Exercise directions |
Scan the entries below and count the lines holding the string "vocatur". Supply only the number.

[Collection entries]
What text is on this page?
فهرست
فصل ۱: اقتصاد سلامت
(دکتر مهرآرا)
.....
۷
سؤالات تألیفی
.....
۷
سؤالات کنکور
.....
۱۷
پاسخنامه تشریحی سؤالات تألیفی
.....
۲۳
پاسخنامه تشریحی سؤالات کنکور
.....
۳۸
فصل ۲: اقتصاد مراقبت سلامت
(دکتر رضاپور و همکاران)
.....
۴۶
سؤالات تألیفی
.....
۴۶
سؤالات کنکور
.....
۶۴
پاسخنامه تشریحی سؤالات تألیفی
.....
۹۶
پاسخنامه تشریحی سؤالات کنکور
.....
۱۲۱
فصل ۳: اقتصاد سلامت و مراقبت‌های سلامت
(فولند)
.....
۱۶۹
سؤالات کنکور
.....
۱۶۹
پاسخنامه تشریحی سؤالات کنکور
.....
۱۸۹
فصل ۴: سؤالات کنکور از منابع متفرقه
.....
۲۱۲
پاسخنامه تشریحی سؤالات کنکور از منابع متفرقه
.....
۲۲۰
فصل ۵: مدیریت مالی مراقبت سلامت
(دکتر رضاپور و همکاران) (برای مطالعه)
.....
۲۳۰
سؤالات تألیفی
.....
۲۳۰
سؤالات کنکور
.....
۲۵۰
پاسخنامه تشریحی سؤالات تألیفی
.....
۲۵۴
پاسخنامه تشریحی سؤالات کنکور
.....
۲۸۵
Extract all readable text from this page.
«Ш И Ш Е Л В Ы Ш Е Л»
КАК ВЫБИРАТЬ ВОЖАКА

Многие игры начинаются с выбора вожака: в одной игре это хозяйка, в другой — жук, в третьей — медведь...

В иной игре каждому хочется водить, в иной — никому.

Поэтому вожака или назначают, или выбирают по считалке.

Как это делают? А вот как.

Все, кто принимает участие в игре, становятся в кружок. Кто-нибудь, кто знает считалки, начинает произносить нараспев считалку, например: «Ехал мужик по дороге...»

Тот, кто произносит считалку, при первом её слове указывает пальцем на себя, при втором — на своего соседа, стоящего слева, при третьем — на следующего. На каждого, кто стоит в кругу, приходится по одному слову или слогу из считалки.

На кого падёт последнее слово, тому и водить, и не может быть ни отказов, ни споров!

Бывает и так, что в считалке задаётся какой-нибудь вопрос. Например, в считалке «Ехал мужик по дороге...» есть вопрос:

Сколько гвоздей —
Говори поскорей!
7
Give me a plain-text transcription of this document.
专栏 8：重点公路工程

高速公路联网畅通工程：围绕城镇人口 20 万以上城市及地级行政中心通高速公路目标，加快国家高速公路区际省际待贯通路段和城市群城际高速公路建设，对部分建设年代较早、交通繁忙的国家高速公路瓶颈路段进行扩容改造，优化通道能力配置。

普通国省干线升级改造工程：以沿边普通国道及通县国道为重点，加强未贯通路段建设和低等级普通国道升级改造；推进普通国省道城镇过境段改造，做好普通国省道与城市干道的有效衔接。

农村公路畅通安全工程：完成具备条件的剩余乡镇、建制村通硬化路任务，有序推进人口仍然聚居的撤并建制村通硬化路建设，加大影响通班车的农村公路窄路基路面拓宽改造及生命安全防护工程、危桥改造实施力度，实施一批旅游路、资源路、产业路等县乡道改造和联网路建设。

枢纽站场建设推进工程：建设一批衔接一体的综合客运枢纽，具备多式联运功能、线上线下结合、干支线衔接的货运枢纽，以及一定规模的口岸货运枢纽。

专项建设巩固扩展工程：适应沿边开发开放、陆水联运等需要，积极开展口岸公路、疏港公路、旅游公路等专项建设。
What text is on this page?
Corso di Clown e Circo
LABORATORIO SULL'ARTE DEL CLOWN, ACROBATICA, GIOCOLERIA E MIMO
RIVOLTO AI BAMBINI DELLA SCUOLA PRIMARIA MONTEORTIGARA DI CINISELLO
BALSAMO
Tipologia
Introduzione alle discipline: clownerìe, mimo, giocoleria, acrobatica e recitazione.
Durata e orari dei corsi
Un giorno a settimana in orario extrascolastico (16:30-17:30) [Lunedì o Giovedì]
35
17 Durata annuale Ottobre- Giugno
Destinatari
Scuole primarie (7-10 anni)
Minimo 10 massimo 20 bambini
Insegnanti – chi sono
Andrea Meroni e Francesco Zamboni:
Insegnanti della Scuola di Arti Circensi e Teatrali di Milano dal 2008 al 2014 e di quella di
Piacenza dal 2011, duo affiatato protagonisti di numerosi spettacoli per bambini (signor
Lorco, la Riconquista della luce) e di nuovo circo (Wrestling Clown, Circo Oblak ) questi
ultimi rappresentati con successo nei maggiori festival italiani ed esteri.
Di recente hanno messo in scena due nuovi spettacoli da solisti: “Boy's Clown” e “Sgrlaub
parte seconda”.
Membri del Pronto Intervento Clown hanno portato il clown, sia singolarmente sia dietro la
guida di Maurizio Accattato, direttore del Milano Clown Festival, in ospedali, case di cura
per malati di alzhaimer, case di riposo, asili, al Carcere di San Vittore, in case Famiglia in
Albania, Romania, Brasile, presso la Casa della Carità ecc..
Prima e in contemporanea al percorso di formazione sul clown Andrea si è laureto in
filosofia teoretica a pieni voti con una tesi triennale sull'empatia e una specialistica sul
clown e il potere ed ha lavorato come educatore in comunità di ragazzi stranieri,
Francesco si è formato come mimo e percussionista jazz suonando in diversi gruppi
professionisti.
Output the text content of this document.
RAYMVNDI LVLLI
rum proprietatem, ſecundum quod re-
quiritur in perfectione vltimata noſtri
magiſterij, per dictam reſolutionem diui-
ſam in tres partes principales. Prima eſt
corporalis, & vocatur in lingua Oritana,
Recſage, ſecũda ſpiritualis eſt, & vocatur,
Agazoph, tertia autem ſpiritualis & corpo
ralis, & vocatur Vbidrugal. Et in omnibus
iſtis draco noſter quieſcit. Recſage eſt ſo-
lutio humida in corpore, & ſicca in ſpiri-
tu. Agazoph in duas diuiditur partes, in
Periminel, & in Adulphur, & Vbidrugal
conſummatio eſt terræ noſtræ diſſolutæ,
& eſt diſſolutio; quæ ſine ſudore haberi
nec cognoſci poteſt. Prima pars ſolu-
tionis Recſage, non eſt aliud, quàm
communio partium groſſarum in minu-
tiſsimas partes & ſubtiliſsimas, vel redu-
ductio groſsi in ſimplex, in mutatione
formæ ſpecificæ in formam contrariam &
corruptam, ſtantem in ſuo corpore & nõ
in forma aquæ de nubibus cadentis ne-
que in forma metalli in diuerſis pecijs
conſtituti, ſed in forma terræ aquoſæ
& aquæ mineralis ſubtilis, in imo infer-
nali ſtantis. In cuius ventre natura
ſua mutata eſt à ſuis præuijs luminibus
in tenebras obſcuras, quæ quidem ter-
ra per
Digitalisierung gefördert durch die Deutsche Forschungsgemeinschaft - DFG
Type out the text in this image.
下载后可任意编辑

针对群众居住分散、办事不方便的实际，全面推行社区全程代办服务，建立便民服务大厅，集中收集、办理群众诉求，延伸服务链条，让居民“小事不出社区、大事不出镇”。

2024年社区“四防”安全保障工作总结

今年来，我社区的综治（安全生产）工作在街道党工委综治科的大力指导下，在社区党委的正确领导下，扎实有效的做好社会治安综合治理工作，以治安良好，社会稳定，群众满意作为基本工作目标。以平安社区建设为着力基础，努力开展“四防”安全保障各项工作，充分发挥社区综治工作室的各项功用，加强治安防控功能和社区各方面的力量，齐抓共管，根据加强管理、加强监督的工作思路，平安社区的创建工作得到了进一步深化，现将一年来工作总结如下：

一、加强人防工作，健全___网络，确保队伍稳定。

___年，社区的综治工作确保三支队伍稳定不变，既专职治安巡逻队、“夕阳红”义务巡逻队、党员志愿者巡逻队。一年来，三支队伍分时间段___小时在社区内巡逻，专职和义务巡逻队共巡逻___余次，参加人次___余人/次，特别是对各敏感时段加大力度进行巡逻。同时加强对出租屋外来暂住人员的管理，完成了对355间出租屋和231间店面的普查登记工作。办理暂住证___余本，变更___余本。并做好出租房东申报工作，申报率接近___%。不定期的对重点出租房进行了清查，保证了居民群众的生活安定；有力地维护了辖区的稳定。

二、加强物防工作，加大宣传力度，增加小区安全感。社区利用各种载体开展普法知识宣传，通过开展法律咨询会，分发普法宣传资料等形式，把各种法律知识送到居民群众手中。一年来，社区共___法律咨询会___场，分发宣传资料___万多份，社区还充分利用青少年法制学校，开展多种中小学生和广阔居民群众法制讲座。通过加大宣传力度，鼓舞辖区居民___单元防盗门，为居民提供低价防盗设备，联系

Full response |
3